● **Task directions**
Will you give every entry again exactly as it stands?

[Data extracted from a collection]
———

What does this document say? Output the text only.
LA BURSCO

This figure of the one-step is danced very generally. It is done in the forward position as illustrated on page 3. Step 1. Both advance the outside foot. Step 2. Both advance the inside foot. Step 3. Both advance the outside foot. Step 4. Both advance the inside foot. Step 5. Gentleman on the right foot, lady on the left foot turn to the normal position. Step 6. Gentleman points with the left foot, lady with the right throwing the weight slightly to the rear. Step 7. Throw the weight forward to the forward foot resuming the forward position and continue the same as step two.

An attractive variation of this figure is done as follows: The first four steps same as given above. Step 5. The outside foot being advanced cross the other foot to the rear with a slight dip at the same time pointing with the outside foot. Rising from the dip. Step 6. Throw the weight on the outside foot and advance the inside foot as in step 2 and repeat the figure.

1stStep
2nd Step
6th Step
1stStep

———

● **Worked answer**
What does this document say? Output the text only.
LA BURSCO

This figure of the one-step is danced very generally. It is done in the forward position as illustrated on page 3. Step 1. Both advance the outside foot. Step 2. Both advance the inside foot. Step 3. Both advance the outside foot. Step 4. Both advance the inside foot. Step 5. Gentleman on the right foot, lady on the left foot turn to the normal position. Step 6. Gentleman points with the left foot, lady with the right throwing the weight slightly to the rear. Step 7. Throw the weight forward to the forward foot resuming the forward position and continue the same as step two.

An attractive variation of this figure is done as follows: The first four steps same as given above. Step 5. The outside foot being advanced cross the other foot to the rear with a slight dip at the same time pointing with the outside foot. Rising from the dip. Step 6. Throw the weight on the outside foot and advance the inside foot as in step 2 and repeat the figure.

1stStep
2nd Step
6th Step
1stStep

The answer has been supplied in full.